_Given records:_

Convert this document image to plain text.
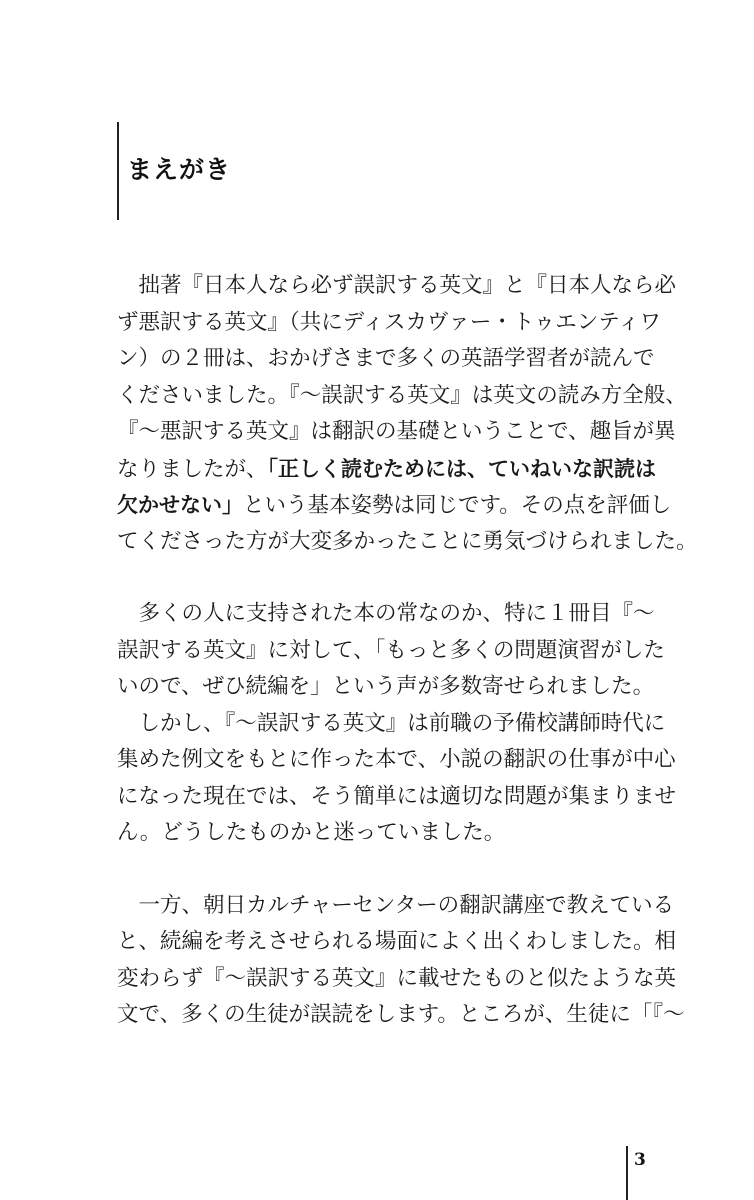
まえがき
　拙著『日本人なら必ず誤訳する英文』と『日本人なら必
ず悪訳する英文』（共にディスカヴァー・トゥエンティワ
ン）の２冊は、おかげさまで多くの英語学習者が読んで
くださいました。『〜誤訳する英文』は英文の読み方全般、
『〜悪訳する英文』は翻訳の基礎ということで、趣旨が異
なりましたが、「正しく読むためには、ていねいな訳読は
欠かせない」という基本姿勢は同じです。その点を評価し
てくださった方が大変多かったことに勇気づけられました。
　多くの人に支持された本の常なのか、特に１冊目『〜
誤訳する英文』に対して、「もっと多くの問題演習がした
いので、ぜひ続編を」という声が多数寄せられました。
　しかし、『〜誤訳する英文』は前職の予備校講師時代に
集めた例文をもとに作った本で、小説の翻訳の仕事が中心
になった現在では、そう簡単には適切な問題が集まりませ
ん。どうしたものかと迷っていました。
　一方、朝日カルチャーセンターの翻訳講座で教えている
と、続編を考えさせられる場面によく出くわしました。相
変わらず『〜誤訳する英文』に載せたものと似たような英
文で、多くの生徒が誤読をします。ところが、生徒に「『〜
3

_Exercise:_ From the listing above, print every entry precisely and drop the pictures.

_Answer to the problem:_
Convert this document image to plain text.
まえがき
　拙著『日本人なら必ず誤訳する英文』と『日本人なら必
ず悪訳する英文』（共にディスカヴァー・トゥエンティワ
ン）の２冊は、おかげさまで多くの英語学習者が読んで
くださいました。『〜誤訳する英文』は英文の読み方全般、
『〜悪訳する英文』は翻訳の基礎ということで、趣旨が異
なりましたが、「正しく読むためには、ていねいな訳読は
欠かせない」という基本姿勢は同じです。その点を評価し
てくださった方が大変多かったことに勇気づけられました。
　多くの人に支持された本の常なのか、特に１冊目『〜
誤訳する英文』に対して、「もっと多くの問題演習がした
いので、ぜひ続編を」という声が多数寄せられました。
　しかし、『〜誤訳する英文』は前職の予備校講師時代に
集めた例文をもとに作った本で、小説の翻訳の仕事が中心
になった現在では、そう簡単には適切な問題が集まりませ
ん。どうしたものかと迷っていました。
　一方、朝日カルチャーセンターの翻訳講座で教えている
と、続編を考えさせられる場面によく出くわしました。相
変わらず『〜誤訳する英文』に載せたものと似たような英
文で、多くの生徒が誤読をします。ところが、生徒に「『〜
3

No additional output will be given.